Extracts from a graphics dataset:
◆ ◆ ◆ ◆

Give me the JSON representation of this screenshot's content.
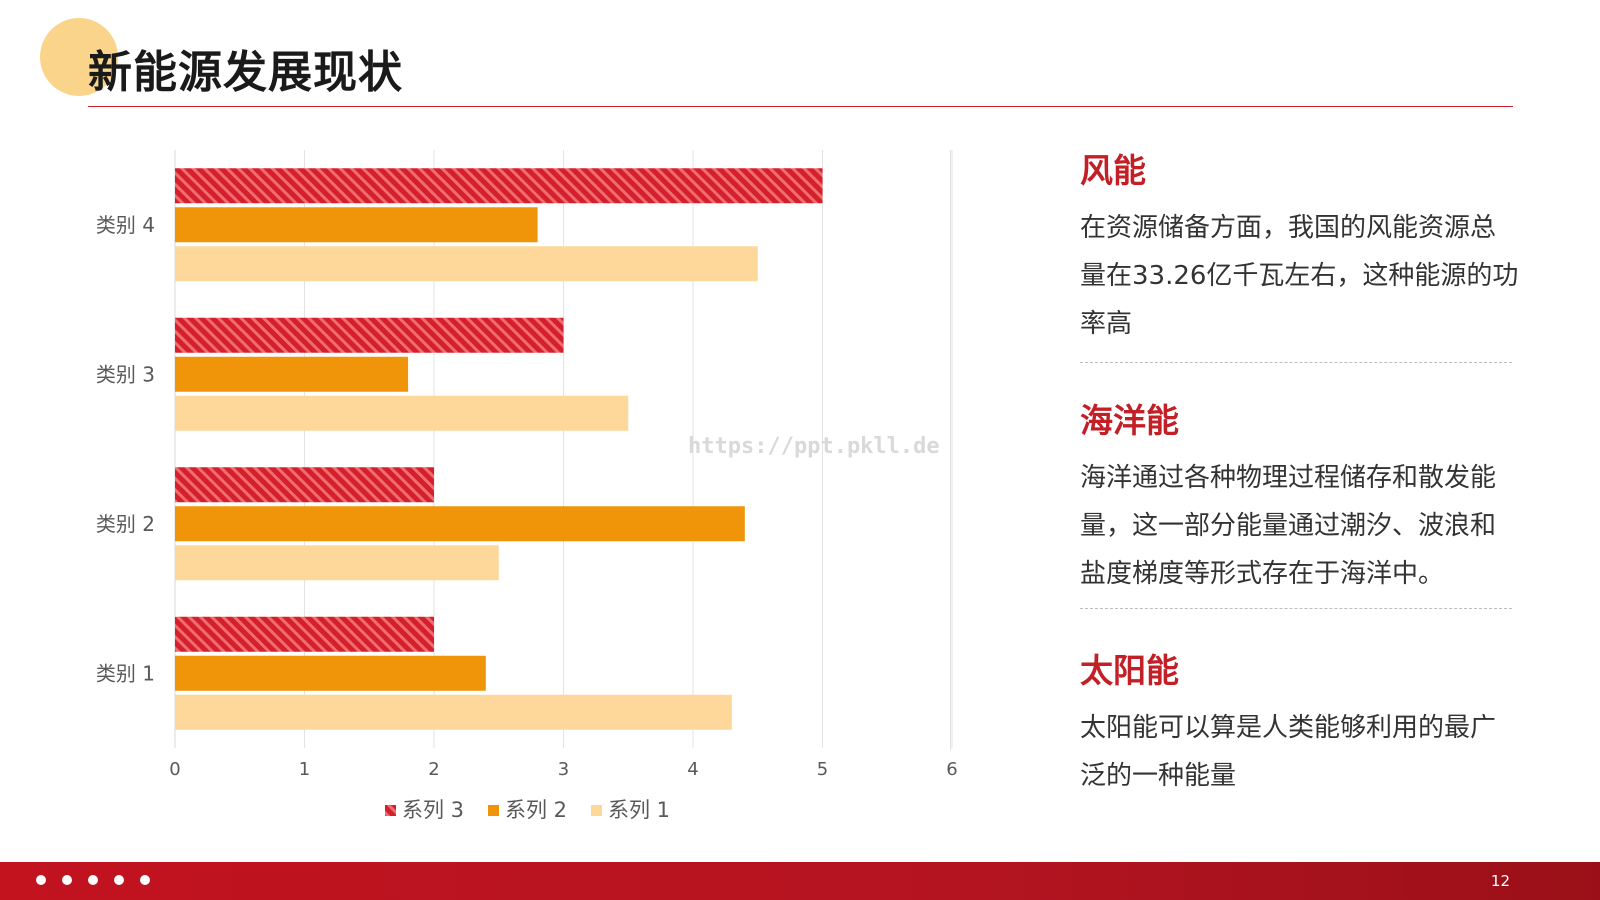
{
  "page": {
    "title": "新能源发展现状",
    "watermark": "https://ppt.pkll.de",
    "page_number": "12"
  },
  "colors": {
    "accent": "#c21f26",
    "series3": "#d4202a",
    "series2": "#f0940a",
    "series1": "#fdd89a",
    "title_circle": "#f9d48a"
  },
  "chart_data": {
    "type": "bar",
    "orientation": "horizontal",
    "categories": [
      "类别 1",
      "类别 2",
      "类别 3",
      "类别 4"
    ],
    "series": [
      {
        "name": "系列 3",
        "values": [
          2,
          2,
          3,
          5
        ],
        "pattern": "diagonal-stripes"
      },
      {
        "name": "系列 2",
        "values": [
          2.4,
          4.4,
          1.8,
          2.8
        ]
      },
      {
        "name": "系列 1",
        "values": [
          4.3,
          2.5,
          3.5,
          4.5
        ]
      }
    ],
    "x_ticks": [
      "0",
      "1",
      "2",
      "3",
      "4",
      "5",
      "6"
    ],
    "xlim": [
      0,
      6
    ],
    "grid": true,
    "legend_position": "bottom"
  },
  "panels": [
    {
      "heading": "风能",
      "body": "在资源储备方面，我国的风能资源总量在33.26亿千瓦左右，这种能源的功率高"
    },
    {
      "heading": "海洋能",
      "body": "海洋通过各种物理过程储存和散发能量，这一部分能量通过潮汐、波浪和盐度梯度等形式存在于海洋中。"
    },
    {
      "heading": "太阳能",
      "body": "太阳能可以算是人类能够利用的最广泛的一种能量"
    }
  ],
  "footer": {
    "dots": 5
  }
}
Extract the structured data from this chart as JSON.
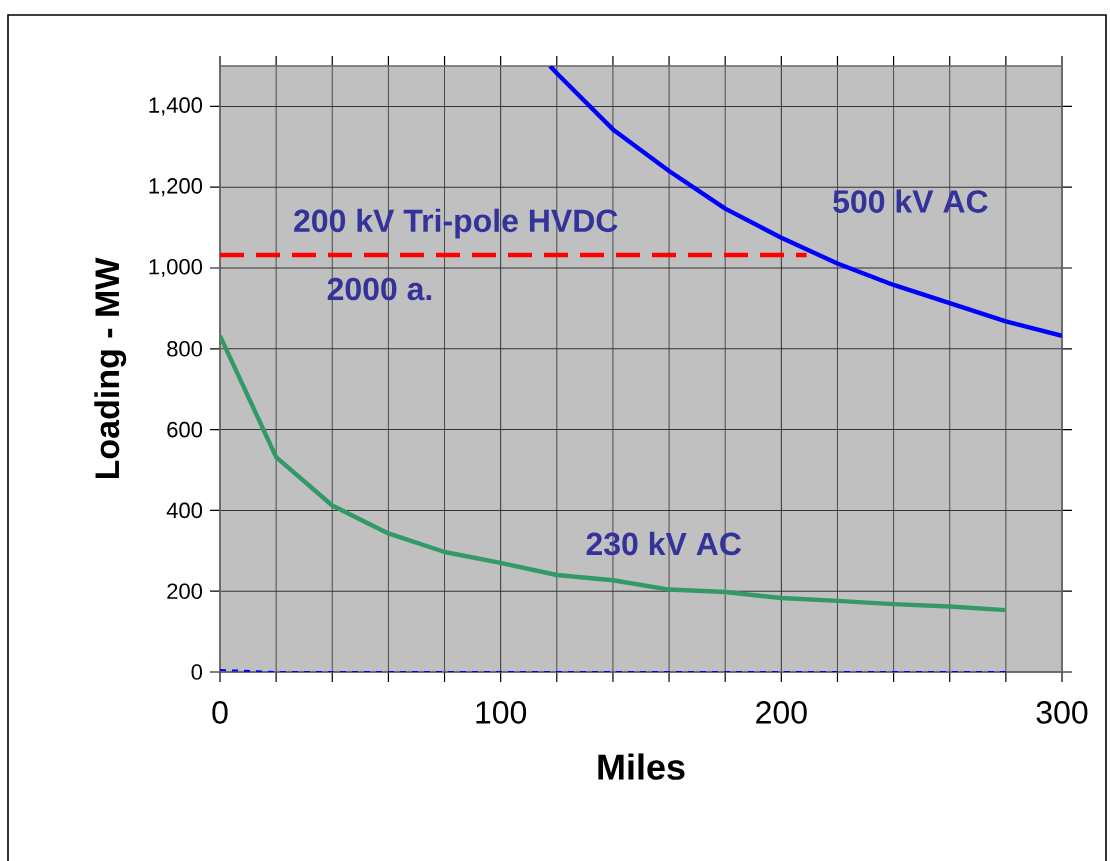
{
  "chart_data": {
    "type": "line",
    "xlabel": "Miles",
    "ylabel": "Loading - MW",
    "xlim": [
      0,
      300
    ],
    "ylim": [
      0,
      1500
    ],
    "xticks": [
      0,
      100,
      200,
      300
    ],
    "yticks": [
      0,
      200,
      400,
      600,
      800,
      {
        "value": 1000,
        "label": "1,000"
      },
      {
        "value": 1200,
        "label": "1,200"
      },
      {
        "value": 1400,
        "label": "1,400"
      }
    ],
    "grid": true,
    "marker": "none",
    "line_style": "solid",
    "series": [
      {
        "name": "500 kV AC",
        "color": "#0000ff",
        "x": [
          117.6,
          120,
          140,
          160,
          180,
          200,
          220,
          240,
          260,
          280,
          300
        ],
        "values": [
          1500,
          1482,
          1343,
          1240,
          1147,
          1075,
          1011,
          958,
          913,
          868,
          832
        ]
      },
      {
        "name": "230 kV AC",
        "color": "#339966",
        "x": [
          0,
          20,
          40,
          60,
          80,
          100,
          120,
          140,
          160,
          180,
          200,
          220,
          240,
          260,
          280
        ],
        "values": [
          832,
          532,
          412,
          343,
          297,
          270,
          240,
          227,
          204,
          198,
          183,
          176,
          168,
          162,
          153
        ]
      },
      {
        "name": "200  kV  Tri-pole HVDC",
        "color": "#ff0000",
        "line_style": "dashed",
        "x": [
          0,
          209
        ],
        "values": [
          1032,
          1032
        ]
      },
      {
        "color": "#0000ff",
        "line_style": "dashed",
        "x": [
          0,
          20,
          280
        ],
        "values": [
          5,
          0,
          0
        ]
      }
    ],
    "annotations": [
      "2000 a."
    ]
  }
}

◆ ◆ ◆ ◆

● What needs to be done
Find the lines above that include the string "this" and copy them.

● Written solution
Give me the JSON representation of this screenshot's content.
Extract the structured data from this chart as JSON.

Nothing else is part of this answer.